## What you have to do
The records that follow need to be output exactly as they are.

## Extracted records
-=-=-=-=-

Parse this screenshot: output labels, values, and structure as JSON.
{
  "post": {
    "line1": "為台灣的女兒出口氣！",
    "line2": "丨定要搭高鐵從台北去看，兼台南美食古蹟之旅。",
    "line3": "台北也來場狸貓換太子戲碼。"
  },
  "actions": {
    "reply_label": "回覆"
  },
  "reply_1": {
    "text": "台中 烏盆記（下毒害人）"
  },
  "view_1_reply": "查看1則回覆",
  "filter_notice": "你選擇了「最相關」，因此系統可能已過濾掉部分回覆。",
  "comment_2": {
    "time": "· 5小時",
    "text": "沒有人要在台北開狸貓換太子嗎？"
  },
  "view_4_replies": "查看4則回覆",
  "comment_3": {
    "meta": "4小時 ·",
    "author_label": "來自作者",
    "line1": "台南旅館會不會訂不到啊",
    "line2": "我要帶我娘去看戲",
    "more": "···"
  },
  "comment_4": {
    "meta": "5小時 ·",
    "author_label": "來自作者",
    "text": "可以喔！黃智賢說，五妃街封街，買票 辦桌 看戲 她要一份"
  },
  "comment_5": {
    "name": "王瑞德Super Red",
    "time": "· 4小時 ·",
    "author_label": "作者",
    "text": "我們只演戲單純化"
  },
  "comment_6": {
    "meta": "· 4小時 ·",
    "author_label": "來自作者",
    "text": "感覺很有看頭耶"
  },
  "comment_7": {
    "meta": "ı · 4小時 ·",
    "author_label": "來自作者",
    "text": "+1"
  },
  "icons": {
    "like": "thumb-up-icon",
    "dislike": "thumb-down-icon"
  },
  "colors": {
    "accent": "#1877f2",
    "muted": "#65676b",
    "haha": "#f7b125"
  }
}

-=-=-=-=-

## Written solution
Parse this screenshot: output labels, values, and structure as JSON.
{
  "post": {
    "line1": "為台灣的女兒出口氣！",
    "line2": "丨定要搭高鐵從台北去看，兼台南美食古蹟之旅。",
    "line3": "台北也來場狸貓換太子戲碼。"
  },
  "actions": {
    "reply_label": "回覆"
  },
  "reply_1": {
    "text": "台中 烏盆記（下毒害人）"
  },
  "view_1_reply": "查看1則回覆",
  "filter_notice": "你選擇了「最相關」，因此系統可能已過濾掉部分回覆。",
  "comment_2": {
    "time": "· 5小時",
    "text": "沒有人要在台北開狸貓換太子嗎？"
  },
  "view_4_replies": "查看4則回覆",
  "comment_3": {
    "meta": "4小時 ·",
    "author_label": "來自作者",
    "line1": "台南旅館會不會訂不到啊",
    "line2": "我要帶我娘去看戲",
    "more": "···"
  },
  "comment_4": {
    "meta": "5小時 ·",
    "author_label": "來自作者",
    "text": "可以喔！黃智賢說，五妃街封街，買票 辦桌 看戲 她要一份"
  },
  "comment_5": {
    "name": "王瑞德Super Red",
    "time": "· 4小時 ·",
    "author_label": "作者",
    "text": "我們只演戲單純化"
  },
  "comment_6": {
    "meta": "· 4小時 ·",
    "author_label": "來自作者",
    "text": "感覺很有看頭耶"
  },
  "comment_7": {
    "meta": "ı · 4小時 ·",
    "author_label": "來自作者",
    "text": "+1"
  },
  "icons": {
    "like": "thumb-up-icon",
    "dislike": "thumb-down-icon"
  },
  "colors": {
    "accent": "#1877f2",
    "muted": "#65676b",
    "haha": "#f7b125"
  }
}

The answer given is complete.